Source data
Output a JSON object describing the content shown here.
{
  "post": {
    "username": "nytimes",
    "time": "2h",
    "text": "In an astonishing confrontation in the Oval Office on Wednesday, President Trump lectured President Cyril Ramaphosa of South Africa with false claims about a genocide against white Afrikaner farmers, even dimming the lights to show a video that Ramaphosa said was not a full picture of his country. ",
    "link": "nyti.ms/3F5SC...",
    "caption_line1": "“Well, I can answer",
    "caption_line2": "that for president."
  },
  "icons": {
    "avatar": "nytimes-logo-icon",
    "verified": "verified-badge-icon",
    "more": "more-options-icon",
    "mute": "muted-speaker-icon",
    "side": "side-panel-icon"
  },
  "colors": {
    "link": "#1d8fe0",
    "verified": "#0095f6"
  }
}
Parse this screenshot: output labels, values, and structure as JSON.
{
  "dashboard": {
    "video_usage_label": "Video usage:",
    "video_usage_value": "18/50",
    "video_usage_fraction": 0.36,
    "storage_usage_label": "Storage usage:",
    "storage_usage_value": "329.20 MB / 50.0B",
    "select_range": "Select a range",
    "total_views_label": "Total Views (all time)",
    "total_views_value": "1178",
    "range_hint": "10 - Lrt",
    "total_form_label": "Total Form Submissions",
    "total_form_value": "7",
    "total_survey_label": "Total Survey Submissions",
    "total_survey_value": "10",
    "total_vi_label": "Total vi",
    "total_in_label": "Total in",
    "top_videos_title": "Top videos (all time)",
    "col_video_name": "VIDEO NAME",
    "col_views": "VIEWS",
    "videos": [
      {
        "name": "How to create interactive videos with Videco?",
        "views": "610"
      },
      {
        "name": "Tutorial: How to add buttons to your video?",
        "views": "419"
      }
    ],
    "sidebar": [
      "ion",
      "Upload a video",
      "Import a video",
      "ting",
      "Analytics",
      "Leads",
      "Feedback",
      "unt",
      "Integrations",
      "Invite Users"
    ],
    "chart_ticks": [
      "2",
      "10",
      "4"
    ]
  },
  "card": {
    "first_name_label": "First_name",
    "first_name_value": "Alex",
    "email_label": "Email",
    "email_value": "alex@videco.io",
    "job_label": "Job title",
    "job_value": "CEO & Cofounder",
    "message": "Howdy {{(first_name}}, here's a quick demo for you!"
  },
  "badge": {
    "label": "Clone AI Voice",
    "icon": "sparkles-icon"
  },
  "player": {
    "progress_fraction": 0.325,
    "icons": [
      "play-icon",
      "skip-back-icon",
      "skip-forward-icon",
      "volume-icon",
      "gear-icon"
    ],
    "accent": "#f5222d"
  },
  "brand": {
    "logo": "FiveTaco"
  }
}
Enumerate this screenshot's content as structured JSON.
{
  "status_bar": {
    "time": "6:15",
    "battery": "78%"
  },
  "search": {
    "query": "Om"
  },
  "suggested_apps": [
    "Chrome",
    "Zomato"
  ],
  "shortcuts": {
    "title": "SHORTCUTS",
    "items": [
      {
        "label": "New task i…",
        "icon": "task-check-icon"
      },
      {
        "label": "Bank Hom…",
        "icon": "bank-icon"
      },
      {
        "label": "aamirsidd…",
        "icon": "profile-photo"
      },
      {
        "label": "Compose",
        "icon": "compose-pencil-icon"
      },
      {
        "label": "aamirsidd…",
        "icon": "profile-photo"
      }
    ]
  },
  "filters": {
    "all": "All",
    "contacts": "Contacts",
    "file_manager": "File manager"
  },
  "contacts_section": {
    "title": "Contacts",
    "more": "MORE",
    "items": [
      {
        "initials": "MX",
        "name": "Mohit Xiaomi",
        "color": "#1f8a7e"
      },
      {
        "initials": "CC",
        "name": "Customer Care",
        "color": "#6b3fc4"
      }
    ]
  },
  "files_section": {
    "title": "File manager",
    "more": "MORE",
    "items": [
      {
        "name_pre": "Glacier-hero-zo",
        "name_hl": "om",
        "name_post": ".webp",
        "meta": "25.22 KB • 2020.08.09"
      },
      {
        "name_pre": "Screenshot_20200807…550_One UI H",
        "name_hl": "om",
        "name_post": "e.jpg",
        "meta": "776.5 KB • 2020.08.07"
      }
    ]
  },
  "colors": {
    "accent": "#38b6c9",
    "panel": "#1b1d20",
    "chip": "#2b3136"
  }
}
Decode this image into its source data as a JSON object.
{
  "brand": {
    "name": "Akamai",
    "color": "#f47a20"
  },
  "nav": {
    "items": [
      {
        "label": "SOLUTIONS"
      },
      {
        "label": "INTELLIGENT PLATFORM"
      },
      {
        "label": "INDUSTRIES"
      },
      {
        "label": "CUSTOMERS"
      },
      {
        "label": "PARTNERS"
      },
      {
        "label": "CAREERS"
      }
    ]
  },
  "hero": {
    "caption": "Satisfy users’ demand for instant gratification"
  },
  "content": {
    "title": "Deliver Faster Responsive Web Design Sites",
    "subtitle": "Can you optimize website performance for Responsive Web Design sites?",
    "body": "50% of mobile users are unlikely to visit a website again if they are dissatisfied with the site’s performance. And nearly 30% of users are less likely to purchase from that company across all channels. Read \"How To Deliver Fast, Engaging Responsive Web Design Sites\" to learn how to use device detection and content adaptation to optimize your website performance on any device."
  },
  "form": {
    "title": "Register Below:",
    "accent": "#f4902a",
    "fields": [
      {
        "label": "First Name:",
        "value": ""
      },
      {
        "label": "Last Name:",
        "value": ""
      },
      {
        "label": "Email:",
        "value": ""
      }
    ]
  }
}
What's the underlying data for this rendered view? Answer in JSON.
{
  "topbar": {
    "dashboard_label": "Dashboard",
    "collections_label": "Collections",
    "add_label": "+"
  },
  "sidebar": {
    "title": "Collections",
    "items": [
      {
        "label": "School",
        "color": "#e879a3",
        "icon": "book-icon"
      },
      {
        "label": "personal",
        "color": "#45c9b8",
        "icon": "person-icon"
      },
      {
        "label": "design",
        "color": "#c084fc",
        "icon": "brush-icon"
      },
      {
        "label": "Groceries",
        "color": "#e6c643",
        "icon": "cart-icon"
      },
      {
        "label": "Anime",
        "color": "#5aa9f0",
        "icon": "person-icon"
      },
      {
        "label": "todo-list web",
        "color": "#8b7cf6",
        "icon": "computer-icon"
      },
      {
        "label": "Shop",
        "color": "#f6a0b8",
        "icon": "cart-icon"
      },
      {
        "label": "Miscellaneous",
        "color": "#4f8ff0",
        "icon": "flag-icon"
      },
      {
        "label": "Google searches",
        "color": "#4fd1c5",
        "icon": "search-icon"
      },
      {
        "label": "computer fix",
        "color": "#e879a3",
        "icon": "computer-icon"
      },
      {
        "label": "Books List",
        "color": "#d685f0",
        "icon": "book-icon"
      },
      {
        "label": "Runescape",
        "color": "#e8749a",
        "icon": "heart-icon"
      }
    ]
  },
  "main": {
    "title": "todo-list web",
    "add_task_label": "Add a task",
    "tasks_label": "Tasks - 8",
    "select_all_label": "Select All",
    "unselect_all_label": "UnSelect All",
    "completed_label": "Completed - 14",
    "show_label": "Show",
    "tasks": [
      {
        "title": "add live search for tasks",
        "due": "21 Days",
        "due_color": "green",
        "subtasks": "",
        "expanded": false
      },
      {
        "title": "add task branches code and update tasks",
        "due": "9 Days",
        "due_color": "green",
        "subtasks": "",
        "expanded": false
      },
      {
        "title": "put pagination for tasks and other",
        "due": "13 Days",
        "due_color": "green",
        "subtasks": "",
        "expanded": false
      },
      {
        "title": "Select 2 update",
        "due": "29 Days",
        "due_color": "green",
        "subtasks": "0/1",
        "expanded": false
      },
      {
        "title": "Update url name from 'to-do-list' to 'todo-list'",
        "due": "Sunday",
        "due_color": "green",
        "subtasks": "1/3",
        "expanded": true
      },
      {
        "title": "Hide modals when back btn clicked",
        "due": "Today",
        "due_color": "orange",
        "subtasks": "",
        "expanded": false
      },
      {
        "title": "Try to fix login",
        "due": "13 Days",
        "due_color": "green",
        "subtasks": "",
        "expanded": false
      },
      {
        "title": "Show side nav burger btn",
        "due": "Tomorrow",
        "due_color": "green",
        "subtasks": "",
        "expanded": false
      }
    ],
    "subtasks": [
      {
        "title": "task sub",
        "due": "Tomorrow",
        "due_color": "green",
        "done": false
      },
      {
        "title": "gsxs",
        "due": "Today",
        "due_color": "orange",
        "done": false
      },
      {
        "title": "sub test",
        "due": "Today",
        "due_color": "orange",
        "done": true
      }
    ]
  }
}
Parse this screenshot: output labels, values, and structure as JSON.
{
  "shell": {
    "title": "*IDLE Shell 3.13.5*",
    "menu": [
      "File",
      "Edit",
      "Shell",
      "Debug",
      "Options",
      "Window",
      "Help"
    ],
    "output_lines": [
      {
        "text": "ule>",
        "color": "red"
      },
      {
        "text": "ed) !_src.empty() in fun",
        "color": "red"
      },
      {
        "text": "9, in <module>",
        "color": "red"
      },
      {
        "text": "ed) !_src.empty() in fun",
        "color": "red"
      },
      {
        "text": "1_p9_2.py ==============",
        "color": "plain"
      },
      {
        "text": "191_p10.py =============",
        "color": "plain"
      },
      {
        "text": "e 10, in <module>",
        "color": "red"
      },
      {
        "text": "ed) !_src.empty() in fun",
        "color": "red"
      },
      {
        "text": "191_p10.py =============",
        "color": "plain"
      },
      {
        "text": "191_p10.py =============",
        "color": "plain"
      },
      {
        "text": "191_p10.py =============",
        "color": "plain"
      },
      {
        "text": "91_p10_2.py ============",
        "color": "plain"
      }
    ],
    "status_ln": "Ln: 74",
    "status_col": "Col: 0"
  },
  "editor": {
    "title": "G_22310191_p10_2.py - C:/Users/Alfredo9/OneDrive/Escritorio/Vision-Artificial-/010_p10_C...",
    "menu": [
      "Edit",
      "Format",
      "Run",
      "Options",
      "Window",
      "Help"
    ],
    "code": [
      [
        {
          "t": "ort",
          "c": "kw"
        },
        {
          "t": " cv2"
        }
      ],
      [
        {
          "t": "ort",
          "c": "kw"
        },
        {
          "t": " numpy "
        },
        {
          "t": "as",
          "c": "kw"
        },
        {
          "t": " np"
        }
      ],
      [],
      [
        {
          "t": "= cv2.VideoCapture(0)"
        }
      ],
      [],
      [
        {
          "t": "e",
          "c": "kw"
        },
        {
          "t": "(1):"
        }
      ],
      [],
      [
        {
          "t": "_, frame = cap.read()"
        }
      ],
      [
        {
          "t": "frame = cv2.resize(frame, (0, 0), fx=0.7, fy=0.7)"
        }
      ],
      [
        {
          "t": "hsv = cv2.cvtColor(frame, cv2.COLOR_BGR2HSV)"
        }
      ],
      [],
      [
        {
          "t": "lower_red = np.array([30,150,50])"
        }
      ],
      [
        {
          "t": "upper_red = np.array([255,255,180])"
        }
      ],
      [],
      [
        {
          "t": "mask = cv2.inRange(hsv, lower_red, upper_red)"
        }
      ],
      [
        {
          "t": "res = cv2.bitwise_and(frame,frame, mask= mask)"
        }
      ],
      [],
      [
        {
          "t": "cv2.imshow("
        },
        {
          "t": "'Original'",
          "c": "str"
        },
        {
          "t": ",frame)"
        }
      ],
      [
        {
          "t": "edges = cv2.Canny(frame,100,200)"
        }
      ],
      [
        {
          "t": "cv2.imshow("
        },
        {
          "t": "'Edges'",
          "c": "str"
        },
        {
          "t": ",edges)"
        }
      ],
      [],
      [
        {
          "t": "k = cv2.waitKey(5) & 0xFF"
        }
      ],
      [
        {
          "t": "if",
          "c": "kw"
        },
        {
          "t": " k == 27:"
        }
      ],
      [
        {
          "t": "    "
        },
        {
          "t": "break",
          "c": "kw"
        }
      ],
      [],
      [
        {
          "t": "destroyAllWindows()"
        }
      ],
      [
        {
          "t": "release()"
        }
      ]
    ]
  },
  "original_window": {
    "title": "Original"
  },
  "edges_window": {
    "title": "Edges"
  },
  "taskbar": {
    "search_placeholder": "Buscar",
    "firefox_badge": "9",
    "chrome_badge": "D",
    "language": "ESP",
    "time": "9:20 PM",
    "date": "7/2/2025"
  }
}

Objective ▸
Using the records above, list each line that includes "videos".

The output ▸
    "top_videos_title": "Top videos (all time)",
    "videos": [
        "name": "How to create interactive videos with Videco?",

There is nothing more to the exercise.